All material below is to be reproduced exactly.

=-=-=

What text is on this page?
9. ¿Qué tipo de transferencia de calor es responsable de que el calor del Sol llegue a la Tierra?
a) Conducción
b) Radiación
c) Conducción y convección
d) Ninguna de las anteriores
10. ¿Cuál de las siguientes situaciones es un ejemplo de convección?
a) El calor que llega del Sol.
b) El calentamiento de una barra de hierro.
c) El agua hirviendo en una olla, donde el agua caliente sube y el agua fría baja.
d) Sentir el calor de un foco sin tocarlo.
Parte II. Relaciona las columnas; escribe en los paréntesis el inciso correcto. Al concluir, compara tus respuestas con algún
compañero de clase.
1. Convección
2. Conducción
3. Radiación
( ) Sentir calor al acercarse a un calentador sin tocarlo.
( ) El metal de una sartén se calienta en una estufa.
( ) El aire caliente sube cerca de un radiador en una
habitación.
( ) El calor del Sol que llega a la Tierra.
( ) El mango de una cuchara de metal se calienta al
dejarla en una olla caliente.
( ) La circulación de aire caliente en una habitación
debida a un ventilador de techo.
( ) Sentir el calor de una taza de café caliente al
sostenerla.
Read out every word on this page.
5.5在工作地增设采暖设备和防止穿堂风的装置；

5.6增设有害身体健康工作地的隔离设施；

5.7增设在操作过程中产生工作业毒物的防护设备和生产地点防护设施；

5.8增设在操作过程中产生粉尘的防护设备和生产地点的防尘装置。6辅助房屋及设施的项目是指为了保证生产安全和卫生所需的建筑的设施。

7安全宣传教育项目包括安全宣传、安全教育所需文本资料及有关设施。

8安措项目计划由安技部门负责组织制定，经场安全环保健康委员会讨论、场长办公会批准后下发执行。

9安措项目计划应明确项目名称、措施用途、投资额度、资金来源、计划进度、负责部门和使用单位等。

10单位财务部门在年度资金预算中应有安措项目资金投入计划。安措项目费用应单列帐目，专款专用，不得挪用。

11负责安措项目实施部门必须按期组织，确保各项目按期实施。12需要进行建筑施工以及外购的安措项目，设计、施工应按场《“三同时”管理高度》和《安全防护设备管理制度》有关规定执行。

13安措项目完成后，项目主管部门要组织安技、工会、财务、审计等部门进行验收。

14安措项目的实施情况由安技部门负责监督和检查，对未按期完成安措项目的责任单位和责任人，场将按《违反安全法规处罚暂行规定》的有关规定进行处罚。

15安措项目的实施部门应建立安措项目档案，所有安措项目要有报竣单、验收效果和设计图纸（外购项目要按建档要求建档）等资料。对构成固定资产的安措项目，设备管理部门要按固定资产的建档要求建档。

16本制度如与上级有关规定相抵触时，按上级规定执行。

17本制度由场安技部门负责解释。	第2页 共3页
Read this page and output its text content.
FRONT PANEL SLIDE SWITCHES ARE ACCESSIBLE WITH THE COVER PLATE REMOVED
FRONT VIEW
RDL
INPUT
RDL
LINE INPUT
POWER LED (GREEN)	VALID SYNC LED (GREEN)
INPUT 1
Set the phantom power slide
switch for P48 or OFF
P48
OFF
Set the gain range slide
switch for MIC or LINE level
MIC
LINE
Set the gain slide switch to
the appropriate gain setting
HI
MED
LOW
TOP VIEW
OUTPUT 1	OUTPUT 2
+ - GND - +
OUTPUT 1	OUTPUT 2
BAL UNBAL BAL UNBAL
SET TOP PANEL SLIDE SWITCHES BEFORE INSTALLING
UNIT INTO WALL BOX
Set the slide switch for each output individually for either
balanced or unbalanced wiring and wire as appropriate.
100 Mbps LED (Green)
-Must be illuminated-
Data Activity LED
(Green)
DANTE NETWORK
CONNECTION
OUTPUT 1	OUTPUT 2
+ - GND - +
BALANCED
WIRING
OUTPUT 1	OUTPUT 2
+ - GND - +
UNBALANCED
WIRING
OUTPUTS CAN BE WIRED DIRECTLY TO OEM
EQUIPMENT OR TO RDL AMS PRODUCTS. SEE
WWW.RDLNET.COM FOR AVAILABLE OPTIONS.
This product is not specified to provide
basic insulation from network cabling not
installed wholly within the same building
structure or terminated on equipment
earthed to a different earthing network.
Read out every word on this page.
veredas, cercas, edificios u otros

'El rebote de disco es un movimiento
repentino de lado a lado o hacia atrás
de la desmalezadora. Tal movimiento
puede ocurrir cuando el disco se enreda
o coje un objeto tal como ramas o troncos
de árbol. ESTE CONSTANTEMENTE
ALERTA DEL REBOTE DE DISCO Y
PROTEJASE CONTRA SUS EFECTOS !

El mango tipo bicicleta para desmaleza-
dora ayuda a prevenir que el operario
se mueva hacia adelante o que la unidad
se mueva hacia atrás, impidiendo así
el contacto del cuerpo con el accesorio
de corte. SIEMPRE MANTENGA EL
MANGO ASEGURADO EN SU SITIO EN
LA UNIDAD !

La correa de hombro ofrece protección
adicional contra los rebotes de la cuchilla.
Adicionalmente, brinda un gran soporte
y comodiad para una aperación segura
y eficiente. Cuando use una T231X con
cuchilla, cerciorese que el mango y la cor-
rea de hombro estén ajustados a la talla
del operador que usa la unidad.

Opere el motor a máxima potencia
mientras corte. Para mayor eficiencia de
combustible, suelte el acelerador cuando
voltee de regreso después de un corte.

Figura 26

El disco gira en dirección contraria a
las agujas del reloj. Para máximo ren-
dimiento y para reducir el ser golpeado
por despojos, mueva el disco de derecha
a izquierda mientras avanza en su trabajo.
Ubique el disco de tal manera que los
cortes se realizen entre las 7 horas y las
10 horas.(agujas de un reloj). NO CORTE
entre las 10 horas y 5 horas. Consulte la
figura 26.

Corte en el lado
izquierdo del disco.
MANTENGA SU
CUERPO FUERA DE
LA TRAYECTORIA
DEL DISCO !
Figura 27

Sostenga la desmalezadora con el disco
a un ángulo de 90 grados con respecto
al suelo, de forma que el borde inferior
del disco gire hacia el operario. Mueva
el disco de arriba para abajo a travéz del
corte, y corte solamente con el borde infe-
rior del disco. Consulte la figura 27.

=-=-=

## [Worked solution]
What text is on this page?
9. ¿Qué tipo de transferencia de calor es responsable de que el calor del Sol llegue a la Tierra?
a) Conducción
b) Radiación
c) Conducción y convección
d) Ninguna de las anteriores
10. ¿Cuál de las siguientes situaciones es un ejemplo de convección?
a) El calor que llega del Sol.
b) El calentamiento de una barra de hierro.
c) El agua hirviendo en una olla, donde el agua caliente sube y el agua fría baja.
d) Sentir el calor de un foco sin tocarlo.
Parte II. Relaciona las columnas; escribe en los paréntesis el inciso correcto. Al concluir, compara tus respuestas con algún
compañero de clase.
1. Convección
2. Conducción
3. Radiación
( ) Sentir calor al acercarse a un calentador sin tocarlo.
( ) El metal de una sartén se calienta en una estufa.
( ) El aire caliente sube cerca de un radiador en una
habitación.
( ) El calor del Sol que llega a la Tierra.
( ) El mango de una cuchara de metal se calienta al
dejarla en una olla caliente.
( ) La circulación de aire caliente en una habitación
debida a un ventilador de techo.
( ) Sentir el calor de una taza de café caliente al
sostenerla.
Read out every word on this page.
5.5在工作地增设采暖设备和防止穿堂风的装置；

5.6增设有害身体健康工作地的隔离设施；

5.7增设在操作过程中产生工作业毒物的防护设备和生产地点防护设施；

5.8增设在操作过程中产生粉尘的防护设备和生产地点的防尘装置。6辅助房屋及设施的项目是指为了保证生产安全和卫生所需的建筑的设施。

7安全宣传教育项目包括安全宣传、安全教育所需文本资料及有关设施。

8安措项目计划由安技部门负责组织制定，经场安全环保健康委员会讨论、场长办公会批准后下发执行。

9安措项目计划应明确项目名称、措施用途、投资额度、资金来源、计划进度、负责部门和使用单位等。

10单位财务部门在年度资金预算中应有安措项目资金投入计划。安措项目费用应单列帐目，专款专用，不得挪用。

11负责安措项目实施部门必须按期组织，确保各项目按期实施。12需要进行建筑施工以及外购的安措项目，设计、施工应按场《“三同时”管理高度》和《安全防护设备管理制度》有关规定执行。

13安措项目完成后，项目主管部门要组织安技、工会、财务、审计等部门进行验收。

14安措项目的实施情况由安技部门负责监督和检查，对未按期完成安措项目的责任单位和责任人，场将按《违反安全法规处罚暂行规定》的有关规定进行处罚。

15安措项目的实施部门应建立安措项目档案，所有安措项目要有报竣单、验收效果和设计图纸（外购项目要按建档要求建档）等资料。对构成固定资产的安措项目，设备管理部门要按固定资产的建档要求建档。

16本制度如与上级有关规定相抵触时，按上级规定执行。

17本制度由场安技部门负责解释。	第2页 共3页
Read this page and output its text content.
FRONT PANEL SLIDE SWITCHES ARE ACCESSIBLE WITH THE COVER PLATE REMOVED
FRONT VIEW
RDL
INPUT
RDL
LINE INPUT
POWER LED (GREEN)	VALID SYNC LED (GREEN)
INPUT 1
Set the phantom power slide
switch for P48 or OFF
P48
OFF
Set the gain range slide
switch for MIC or LINE level
MIC
LINE
Set the gain slide switch to
the appropriate gain setting
HI
MED
LOW
TOP VIEW
OUTPUT 1	OUTPUT 2
+ - GND - +
OUTPUT 1	OUTPUT 2
BAL UNBAL BAL UNBAL
SET TOP PANEL SLIDE SWITCHES BEFORE INSTALLING
UNIT INTO WALL BOX
Set the slide switch for each output individually for either
balanced or unbalanced wiring and wire as appropriate.
100 Mbps LED (Green)
-Must be illuminated-
Data Activity LED
(Green)
DANTE NETWORK
CONNECTION
OUTPUT 1	OUTPUT 2
+ - GND - +
BALANCED
WIRING
OUTPUT 1	OUTPUT 2
+ - GND - +
UNBALANCED
WIRING
OUTPUTS CAN BE WIRED DIRECTLY TO OEM
EQUIPMENT OR TO RDL AMS PRODUCTS. SEE
WWW.RDLNET.COM FOR AVAILABLE OPTIONS.
This product is not specified to provide
basic insulation from network cabling not
installed wholly within the same building
structure or terminated on equipment
earthed to a different earthing network.
Read out every word on this page.
veredas, cercas, edificios u otros

'El rebote de disco es un movimiento
repentino de lado a lado o hacia atrás
de la desmalezadora. Tal movimiento
puede ocurrir cuando el disco se enreda
o coje un objeto tal como ramas o troncos
de árbol. ESTE CONSTANTEMENTE
ALERTA DEL REBOTE DE DISCO Y
PROTEJASE CONTRA SUS EFECTOS !

El mango tipo bicicleta para desmaleza-
dora ayuda a prevenir que el operario
se mueva hacia adelante o que la unidad
se mueva hacia atrás, impidiendo así
el contacto del cuerpo con el accesorio
de corte. SIEMPRE MANTENGA EL
MANGO ASEGURADO EN SU SITIO EN
LA UNIDAD !

La correa de hombro ofrece protección
adicional contra los rebotes de la cuchilla.
Adicionalmente, brinda un gran soporte
y comodiad para una aperación segura
y eficiente. Cuando use una T231X con
cuchilla, cerciorese que el mango y la cor-
rea de hombro estén ajustados a la talla
del operador que usa la unidad.

Opere el motor a máxima potencia
mientras corte. Para mayor eficiencia de
combustible, suelte el acelerador cuando
voltee de regreso después de un corte.

Figura 26

El disco gira en dirección contraria a
las agujas del reloj. Para máximo ren-
dimiento y para reducir el ser golpeado
por despojos, mueva el disco de derecha
a izquierda mientras avanza en su trabajo.
Ubique el disco de tal manera que los
cortes se realizen entre las 7 horas y las
10 horas.(agujas de un reloj). NO CORTE
entre las 10 horas y 5 horas. Consulte la
figura 26.

Corte en el lado
izquierdo del disco.
MANTENGA SU
CUERPO FUERA DE
LA TRAYECTORIA
DEL DISCO !
Figura 27

Sostenga la desmalezadora con el disco
a un ángulo de 90 grados con respecto
al suelo, de forma que el borde inferior
del disco gire hacia el operario. Mueva
el disco de arriba para abajo a travéz del
corte, y corte solamente con el borde infe-
rior del disco. Consulte la figura 27.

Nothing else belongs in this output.